** START Given entries **
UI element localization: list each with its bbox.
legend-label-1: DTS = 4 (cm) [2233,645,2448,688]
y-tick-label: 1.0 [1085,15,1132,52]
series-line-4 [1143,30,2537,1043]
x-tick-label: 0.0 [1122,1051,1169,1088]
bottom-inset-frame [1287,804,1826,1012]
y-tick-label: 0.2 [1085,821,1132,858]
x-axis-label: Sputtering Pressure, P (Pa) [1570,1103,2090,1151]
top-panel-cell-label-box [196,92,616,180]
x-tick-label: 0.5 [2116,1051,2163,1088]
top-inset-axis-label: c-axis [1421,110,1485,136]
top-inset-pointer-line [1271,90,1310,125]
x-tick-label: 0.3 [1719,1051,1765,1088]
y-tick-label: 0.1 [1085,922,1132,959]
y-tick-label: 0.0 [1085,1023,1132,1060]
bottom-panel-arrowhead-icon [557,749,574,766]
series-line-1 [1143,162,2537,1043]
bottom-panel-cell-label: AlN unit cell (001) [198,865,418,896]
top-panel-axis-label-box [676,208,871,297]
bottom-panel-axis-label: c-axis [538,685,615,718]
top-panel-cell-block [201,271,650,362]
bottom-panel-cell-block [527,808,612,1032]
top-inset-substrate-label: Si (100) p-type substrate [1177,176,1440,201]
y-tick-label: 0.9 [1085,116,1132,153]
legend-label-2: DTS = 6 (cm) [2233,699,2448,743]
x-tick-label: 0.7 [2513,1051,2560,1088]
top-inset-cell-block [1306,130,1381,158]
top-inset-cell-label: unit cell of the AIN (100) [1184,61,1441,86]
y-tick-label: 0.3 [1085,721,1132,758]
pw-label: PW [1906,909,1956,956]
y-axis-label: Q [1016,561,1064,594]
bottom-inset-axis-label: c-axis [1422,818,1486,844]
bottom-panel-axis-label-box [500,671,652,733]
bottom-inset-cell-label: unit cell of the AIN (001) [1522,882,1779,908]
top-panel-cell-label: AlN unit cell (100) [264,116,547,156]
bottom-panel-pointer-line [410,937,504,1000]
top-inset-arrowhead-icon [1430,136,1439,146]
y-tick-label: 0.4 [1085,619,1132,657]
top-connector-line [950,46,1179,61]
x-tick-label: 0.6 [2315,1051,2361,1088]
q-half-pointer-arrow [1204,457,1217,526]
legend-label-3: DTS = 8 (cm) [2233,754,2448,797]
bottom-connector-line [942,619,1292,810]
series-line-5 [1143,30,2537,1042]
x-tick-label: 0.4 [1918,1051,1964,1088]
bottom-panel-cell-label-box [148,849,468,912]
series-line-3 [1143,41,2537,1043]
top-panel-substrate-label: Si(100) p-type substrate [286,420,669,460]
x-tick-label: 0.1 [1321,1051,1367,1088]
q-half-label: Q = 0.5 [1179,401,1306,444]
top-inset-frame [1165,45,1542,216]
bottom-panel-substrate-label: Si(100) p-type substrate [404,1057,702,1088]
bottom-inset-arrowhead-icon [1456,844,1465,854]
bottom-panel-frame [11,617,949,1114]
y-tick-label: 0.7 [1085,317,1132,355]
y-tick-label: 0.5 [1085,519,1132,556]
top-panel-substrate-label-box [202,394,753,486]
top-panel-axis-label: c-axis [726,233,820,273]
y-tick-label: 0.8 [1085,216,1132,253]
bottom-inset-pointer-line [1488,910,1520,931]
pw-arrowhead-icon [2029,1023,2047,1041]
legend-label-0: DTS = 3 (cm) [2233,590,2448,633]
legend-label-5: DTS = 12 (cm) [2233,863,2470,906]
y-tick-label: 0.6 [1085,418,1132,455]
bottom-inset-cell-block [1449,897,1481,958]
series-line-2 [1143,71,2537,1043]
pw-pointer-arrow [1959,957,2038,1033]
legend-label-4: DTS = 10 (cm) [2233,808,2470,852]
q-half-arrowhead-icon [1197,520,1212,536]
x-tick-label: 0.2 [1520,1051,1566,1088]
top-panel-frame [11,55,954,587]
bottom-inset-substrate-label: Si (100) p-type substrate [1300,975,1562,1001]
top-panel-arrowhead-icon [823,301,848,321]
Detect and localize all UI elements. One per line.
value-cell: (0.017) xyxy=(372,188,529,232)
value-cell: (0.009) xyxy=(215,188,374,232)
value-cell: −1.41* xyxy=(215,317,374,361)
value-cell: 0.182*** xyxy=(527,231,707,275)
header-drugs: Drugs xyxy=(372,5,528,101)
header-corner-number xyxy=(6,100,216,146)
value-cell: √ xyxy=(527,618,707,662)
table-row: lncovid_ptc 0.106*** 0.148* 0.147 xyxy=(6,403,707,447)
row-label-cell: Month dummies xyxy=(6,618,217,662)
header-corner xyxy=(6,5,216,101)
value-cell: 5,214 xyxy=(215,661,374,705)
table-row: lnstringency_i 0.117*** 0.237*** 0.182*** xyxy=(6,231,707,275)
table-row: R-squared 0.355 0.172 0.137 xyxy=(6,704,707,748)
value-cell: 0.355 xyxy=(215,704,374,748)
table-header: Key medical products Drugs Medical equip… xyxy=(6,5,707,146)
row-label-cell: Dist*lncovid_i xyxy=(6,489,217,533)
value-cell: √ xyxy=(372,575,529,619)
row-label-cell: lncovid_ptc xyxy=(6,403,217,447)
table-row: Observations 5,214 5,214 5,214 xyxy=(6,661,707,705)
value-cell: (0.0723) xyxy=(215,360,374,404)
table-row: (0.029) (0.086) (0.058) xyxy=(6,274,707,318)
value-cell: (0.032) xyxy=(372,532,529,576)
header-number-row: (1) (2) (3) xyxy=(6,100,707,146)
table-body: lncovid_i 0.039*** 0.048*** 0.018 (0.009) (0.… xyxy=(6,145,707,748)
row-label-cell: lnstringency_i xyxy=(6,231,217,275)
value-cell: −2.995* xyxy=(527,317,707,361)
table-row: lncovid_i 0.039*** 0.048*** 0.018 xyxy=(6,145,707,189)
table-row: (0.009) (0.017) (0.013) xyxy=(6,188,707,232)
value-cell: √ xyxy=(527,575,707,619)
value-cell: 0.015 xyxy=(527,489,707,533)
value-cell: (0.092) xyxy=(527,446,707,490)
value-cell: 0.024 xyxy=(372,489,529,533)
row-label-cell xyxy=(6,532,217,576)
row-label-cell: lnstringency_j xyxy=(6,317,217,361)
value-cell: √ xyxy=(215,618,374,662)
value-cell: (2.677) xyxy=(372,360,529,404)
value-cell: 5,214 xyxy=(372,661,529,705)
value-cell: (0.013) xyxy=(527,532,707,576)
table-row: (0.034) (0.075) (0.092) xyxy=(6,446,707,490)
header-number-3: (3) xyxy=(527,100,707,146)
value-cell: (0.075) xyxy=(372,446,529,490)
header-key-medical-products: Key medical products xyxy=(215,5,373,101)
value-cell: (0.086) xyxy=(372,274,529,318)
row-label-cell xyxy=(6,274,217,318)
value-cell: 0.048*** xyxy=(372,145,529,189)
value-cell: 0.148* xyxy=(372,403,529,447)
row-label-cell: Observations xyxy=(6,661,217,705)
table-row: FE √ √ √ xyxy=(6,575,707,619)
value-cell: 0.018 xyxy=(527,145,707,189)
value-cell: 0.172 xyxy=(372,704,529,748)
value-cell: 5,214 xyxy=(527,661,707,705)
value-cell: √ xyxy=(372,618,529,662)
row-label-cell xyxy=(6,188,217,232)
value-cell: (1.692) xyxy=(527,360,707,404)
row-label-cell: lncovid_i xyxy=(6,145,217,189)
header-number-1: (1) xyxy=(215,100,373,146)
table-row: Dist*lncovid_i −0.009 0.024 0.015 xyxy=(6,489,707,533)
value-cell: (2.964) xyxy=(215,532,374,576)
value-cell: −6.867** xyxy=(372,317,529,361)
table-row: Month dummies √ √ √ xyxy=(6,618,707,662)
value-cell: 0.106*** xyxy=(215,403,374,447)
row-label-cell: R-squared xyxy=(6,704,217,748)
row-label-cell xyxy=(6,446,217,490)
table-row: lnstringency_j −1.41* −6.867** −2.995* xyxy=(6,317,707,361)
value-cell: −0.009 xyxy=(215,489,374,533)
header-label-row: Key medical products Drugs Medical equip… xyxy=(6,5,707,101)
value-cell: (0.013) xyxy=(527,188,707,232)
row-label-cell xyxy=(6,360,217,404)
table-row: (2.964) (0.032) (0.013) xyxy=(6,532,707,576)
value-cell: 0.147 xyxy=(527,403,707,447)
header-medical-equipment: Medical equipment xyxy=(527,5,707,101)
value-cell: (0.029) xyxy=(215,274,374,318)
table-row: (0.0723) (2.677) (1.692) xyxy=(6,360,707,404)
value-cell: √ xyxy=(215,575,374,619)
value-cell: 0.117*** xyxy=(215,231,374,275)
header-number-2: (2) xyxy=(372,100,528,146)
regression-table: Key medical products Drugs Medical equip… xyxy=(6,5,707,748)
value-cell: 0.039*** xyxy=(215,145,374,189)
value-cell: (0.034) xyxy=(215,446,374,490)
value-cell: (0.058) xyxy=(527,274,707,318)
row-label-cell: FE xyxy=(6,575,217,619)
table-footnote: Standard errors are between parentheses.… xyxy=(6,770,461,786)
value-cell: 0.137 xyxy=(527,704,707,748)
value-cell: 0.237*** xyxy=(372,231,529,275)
** END Given entries **
- **Your objective**
Copy the listing word for word, from its first line through the line that contains "x-tick-label: 0.5 [2116,1051,2163,1088]", including both of those lines.

- **Solution to the problem**
UI element localization: list each with its bbox.
legend-label-1: DTS = 4 (cm) [2233,645,2448,688]
y-tick-label: 1.0 [1085,15,1132,52]
series-line-4 [1143,30,2537,1043]
x-tick-label: 0.0 [1122,1051,1169,1088]
bottom-inset-frame [1287,804,1826,1012]
y-tick-label: 0.2 [1085,821,1132,858]
x-axis-label: Sputtering Pressure, P (Pa) [1570,1103,2090,1151]
top-panel-cell-label-box [196,92,616,180]
x-tick-label: 0.5 [2116,1051,2163,1088]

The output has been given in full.